It was a team in good spirits that met around 150 on-site journalists from mainly Europe, with both Tom Enders and Harald Wilhelm clearly at ease with the groups improving results and giving Marwan Lahoud compliments for his restructuring work in the groups remaining problem areas.

Before we go into the areas with work in progress, lets focus on why these gentlemen felt at ease with presenting the state of Airbus Group after its first year operating under the new name.

Civil airliners:

  • Commercial airplanes is the undisputed motor of the group generating 70% of  the 2014 turnover and 66% of the profits.
  • This division has its large challenges behind it with A350 delivered to first customer, A320neo flying and A380 on the way to break even during 2015.
  • The revenue and profit engine of this division, A320, is seeing continued very strong orders year after year and Airbus must now ramp production to 50 per month by Q1 2017 and as that does not bring down the backlog it is studying rates over 60 per month.
  • The A320 program is so successful that Airbus has agreed a lower royalty payback to UK government after they had been paid back in full of launch loan with a nice interest. It was reasonable for both “that we now pay an adapted royalty” said Wilhelm.
  • Key enabler for increases in A320 production is the supply chain. Wilhelm commented that for most of these companies the investment in A320 production tooling is paid off and a rate increase is pure cash in hand. He therefore foresee no problems getting the suppliers on the bandwagon for even higher rates.
  • A350 production ramp is a challenge but there were no further warnings of  provisions for ramp up costs, on top of the one announced last year.

EXERCISE REQUIREMENTS:
[A] Shorten the paragraph of the Airbus Group results report that begins "It was a team in good spirits" into a single sentence, keeping its main facts.
[B] Resume the Airbus Group results report from its last sentence onward, keeping the same voice.

GIVEN INFORMATION:

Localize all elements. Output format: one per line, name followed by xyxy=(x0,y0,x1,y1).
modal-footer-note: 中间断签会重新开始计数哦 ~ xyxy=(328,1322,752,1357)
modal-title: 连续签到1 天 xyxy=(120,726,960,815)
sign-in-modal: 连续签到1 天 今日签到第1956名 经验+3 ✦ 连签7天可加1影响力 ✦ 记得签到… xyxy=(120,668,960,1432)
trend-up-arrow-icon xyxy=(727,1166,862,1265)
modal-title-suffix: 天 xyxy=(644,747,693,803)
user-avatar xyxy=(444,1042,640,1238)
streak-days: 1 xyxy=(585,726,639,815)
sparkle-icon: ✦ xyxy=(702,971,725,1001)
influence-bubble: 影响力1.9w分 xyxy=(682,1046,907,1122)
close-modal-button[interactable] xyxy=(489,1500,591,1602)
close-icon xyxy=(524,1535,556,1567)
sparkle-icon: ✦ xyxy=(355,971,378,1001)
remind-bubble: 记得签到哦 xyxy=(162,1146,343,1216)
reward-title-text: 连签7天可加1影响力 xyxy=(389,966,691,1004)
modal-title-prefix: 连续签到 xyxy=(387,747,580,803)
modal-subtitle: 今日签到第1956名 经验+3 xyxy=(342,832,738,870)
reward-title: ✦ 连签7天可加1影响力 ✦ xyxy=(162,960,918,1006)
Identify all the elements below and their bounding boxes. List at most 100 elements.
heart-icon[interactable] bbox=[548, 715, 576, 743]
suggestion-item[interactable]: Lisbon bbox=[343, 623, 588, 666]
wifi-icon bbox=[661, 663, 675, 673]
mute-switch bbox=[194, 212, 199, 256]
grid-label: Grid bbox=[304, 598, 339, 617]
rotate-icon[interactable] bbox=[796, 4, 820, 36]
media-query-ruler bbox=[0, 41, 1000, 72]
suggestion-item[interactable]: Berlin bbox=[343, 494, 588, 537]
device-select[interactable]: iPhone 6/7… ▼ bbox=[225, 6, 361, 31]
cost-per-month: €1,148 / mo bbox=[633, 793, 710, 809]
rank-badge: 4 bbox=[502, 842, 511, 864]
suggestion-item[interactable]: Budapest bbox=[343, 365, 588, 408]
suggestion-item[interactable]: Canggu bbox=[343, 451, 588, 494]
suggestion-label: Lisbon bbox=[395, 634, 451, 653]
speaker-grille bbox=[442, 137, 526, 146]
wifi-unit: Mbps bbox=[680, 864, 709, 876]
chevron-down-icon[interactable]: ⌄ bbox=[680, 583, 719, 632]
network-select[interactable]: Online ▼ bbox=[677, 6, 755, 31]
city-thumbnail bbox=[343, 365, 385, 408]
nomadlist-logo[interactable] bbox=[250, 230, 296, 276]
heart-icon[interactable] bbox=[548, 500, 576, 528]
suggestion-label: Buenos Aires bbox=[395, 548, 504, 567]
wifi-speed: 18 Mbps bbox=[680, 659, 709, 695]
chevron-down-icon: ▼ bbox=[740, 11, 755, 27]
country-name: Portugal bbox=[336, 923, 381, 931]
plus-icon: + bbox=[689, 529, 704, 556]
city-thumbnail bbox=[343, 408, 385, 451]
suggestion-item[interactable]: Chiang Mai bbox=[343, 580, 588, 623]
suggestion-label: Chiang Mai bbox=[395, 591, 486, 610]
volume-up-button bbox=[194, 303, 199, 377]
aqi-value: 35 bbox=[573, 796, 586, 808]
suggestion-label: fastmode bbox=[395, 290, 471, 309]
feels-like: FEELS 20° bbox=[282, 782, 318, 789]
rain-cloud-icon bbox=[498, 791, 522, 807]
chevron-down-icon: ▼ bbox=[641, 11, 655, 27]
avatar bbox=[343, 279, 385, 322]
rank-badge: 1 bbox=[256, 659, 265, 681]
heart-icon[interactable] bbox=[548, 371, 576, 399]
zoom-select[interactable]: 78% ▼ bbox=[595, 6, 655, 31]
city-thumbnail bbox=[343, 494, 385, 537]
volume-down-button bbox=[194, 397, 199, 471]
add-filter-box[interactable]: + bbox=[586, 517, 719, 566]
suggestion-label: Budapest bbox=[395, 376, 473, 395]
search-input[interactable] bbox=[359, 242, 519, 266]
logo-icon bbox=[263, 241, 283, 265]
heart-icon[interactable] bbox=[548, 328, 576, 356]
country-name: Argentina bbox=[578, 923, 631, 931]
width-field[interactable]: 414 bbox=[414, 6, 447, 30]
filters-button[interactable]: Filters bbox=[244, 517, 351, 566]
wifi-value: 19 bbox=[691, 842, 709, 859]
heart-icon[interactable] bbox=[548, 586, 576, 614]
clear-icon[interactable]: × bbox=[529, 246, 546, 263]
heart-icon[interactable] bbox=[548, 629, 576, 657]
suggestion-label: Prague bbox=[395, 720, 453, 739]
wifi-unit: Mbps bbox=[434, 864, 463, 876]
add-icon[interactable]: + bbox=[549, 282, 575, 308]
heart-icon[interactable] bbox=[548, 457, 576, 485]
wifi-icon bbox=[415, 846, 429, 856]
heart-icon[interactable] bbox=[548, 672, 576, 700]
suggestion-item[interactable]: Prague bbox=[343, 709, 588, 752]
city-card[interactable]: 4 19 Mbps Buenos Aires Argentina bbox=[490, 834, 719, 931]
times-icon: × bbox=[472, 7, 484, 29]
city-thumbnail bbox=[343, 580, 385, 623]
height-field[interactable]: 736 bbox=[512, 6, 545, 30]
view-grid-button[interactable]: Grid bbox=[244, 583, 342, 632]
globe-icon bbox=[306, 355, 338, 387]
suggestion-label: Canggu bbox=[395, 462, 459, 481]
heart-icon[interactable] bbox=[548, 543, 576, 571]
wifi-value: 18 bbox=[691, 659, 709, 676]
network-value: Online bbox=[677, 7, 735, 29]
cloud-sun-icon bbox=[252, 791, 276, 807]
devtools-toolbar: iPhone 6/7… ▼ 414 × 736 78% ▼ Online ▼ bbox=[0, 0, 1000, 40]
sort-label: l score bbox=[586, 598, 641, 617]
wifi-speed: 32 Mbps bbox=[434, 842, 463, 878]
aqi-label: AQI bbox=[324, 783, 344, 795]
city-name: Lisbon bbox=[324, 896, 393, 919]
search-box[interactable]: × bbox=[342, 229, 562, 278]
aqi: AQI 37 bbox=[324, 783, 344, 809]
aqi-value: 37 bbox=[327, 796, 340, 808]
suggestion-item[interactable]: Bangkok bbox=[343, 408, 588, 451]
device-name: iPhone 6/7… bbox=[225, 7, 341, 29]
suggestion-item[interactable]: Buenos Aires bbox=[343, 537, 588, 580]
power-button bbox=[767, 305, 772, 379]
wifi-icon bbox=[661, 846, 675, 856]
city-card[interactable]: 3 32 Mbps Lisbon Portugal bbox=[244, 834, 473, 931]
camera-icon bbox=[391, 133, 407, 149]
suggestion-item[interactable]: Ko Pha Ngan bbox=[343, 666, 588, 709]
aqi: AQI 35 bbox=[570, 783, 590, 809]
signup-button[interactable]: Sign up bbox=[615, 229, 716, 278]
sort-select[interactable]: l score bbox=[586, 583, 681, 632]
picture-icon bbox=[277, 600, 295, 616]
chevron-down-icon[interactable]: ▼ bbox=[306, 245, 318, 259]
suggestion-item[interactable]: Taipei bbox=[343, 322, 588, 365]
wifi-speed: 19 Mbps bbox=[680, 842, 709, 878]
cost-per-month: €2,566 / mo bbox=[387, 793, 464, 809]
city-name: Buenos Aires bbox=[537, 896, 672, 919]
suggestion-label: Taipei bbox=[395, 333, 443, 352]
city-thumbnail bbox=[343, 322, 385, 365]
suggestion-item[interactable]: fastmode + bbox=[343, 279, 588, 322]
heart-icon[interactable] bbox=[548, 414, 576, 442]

EXPECTED ANSWERS:
[A] Tom Enders and Harald Wilhelm, at ease with the group's improving results, met about 150 on-site journalists, mostly from Europe, and praised Marwan Lahoud for his restructuring work in the group's remaining problem areas.

[B]
  • A380 will finally be cash positive on a per unit basis during 2015, “definitely not on a program basis” said Tom Enders.  “That would be in our dreams but we are humble people, not dreamers” said Enders. He continued to say that A380neo will happen “if it is a good business case”, we will however continue to improve A380 regardless, as we do with all programs.
  • A330ceo is having problems filling the gap to A330neo. After announcing rate cuts to 9 at the Investor conference in December, now only two months later followed a cut to 6 per month. Clearly the A330neo move was badly needed and Airbus has low confidence in China picking up on A330R.

Airbus Helicopters

  • The helicopter business, normally a strong part for Airbus, is being hit by present hold on activities and investments in the Oil and Gas industry.
  • A clear positive according to Enders is that the Super Puma problems are solved and that new orders had started to flow for the type and the division has kept revenue and profits despite a weak market.
  • Airbus will present a new helicopter type, X4, at next weeks HAI Helicopter Expo in Orlando Florida.

Defence and Space

  • The highlight is here space which has many positive developments with orders and deliveries for satellites being healthy and positive developments on the launchers side.
  • Airbus and Safran Group has formed a Joint Venture, Airbus Safran Launchers, which will continue the production of Ariane 5 and develop Ariane 6 launchers. Military launchers will also be part of the JV. Airbus expects a € 800 million contribution from Safran during 2015 for their proportionally larger part in forming the 50/50 JV.


Problem areas with still work in progress

  • The problem area of the group is Defense. Enders et al are probably happy that the BAE merger did not happen as this would have increased the groups reliance on troublesome state budgets for its defense business.
  • After at least 10 years of trying, the Eurofighter consortium has finally got a contract for an AESA radar upgrade of the Typhoon. This is at least 5 years to late and will now not materially change the meager sales of this fighter hot rod with weak radar and limited all round capability.
  • There are still no signs of getting a Europe to agree on a sensible UAV program let alone any 5th generation follow up to Eurofighter according to Enders.
  • The A400M program is suffering the sicknesses of A380 and Boeing 787. Traveled work is a plenty at the Sevilla FAL especially from the Bremen fuselage Pre-FAL. There is substantial development and testing work still to be done and the industrial ramp up is problematic.
  • Airbus is putting its best people on the problems with civil airliners test chief Fernando Alonso taking the rudder of the program and Airbus head of Operations Pilar Albiac-Murillo taking over the industrial side.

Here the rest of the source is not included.